(Data entries)
════════════════

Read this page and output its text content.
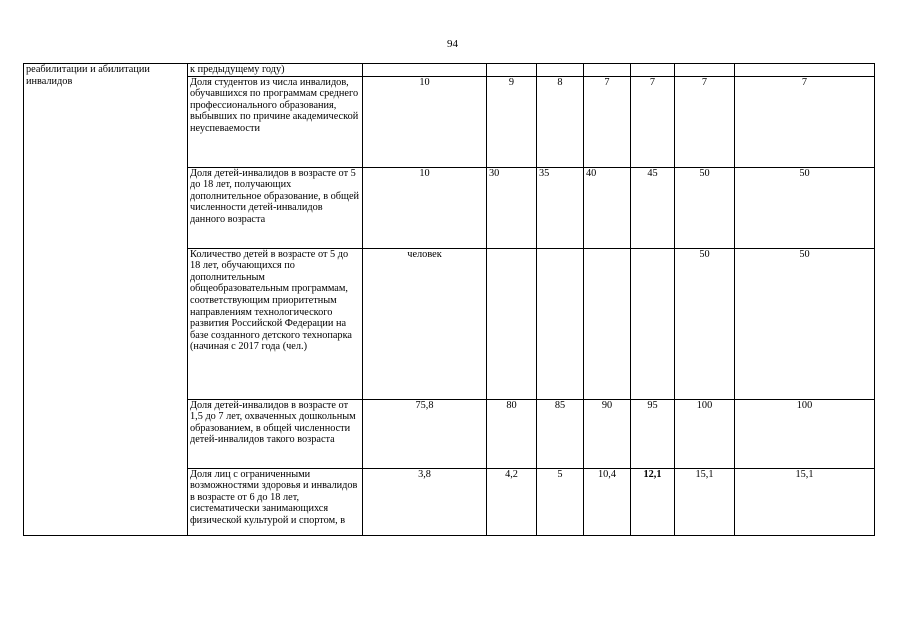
94
реабилитации и абилитации
инвалидов	к предыдущему году)							
	Доля студентов из числа инвалидов, обучавшихся по программам среднего профессионального образования, выбывших по причине академической неуспеваемости	10	9	8	7	7	7	7
	Доля детей-инвалидов в возрасте от 5 до 18 лет, получающих дополнительное образование, в общей численности детей-инвалидов данного возраста	10	30	35	40	45	50	50
	Количество детей в возрасте от 5 до 18 лет, обучающихся по дополнительным общеобразовательным программам, соответствующим приоритетным направлениям технологического развития Российской Федерации на базе созданного детского технопарка (начиная с 2017 года (чел.)	человек					50	50
	Доля детей-инвалидов в возрасте от 1,5 до 7 лет, охваченных дошкольным образованием, в общей численности детей-инвалидов такого возраста	75,8	80	85	90	95	100	100
	Доля лиц с ограниченными возможностями здоровья и инвалидов в возрасте от 6 до 18 лет, систематически занимающихся физической культурой и спортом, в	3,8	4,2	5	10,4	12,1	15,1	15,1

════════════════

• **TASK DESCRIPTION**: Return all of the entries word for word, but omit the pictures.

• **COMPLETE ANSWER**:
Read this page and output its text content.
94
реабилитации и абилитации
инвалидов	к предыдущему году)							
	Доля студентов из числа инвалидов, обучавшихся по программам среднего профессионального образования, выбывших по причине академической неуспеваемости	10	9	8	7	7	7	7
	Доля детей-инвалидов в возрасте от 5 до 18 лет, получающих дополнительное образование, в общей численности детей-инвалидов данного возраста	10	30	35	40	45	50	50
	Количество детей в возрасте от 5 до 18 лет, обучающихся по дополнительным общеобразовательным программам, соответствующим приоритетным направлениям технологического развития Российской Федерации на базе созданного детского технопарка (начиная с 2017 года (чел.)	человек					50	50
	Доля детей-инвалидов в возрасте от 1,5 до 7 лет, охваченных дошкольным образованием, в общей численности детей-инвалидов такого возраста	75,8	80	85	90	95	100	100
	Доля лиц с ограниченными возможностями здоровья и инвалидов в возрасте от 6 до 18 лет, систематически занимающихся физической культурой и спортом, в	3,8	4,2	5	10,4	12,1	15,1	15,1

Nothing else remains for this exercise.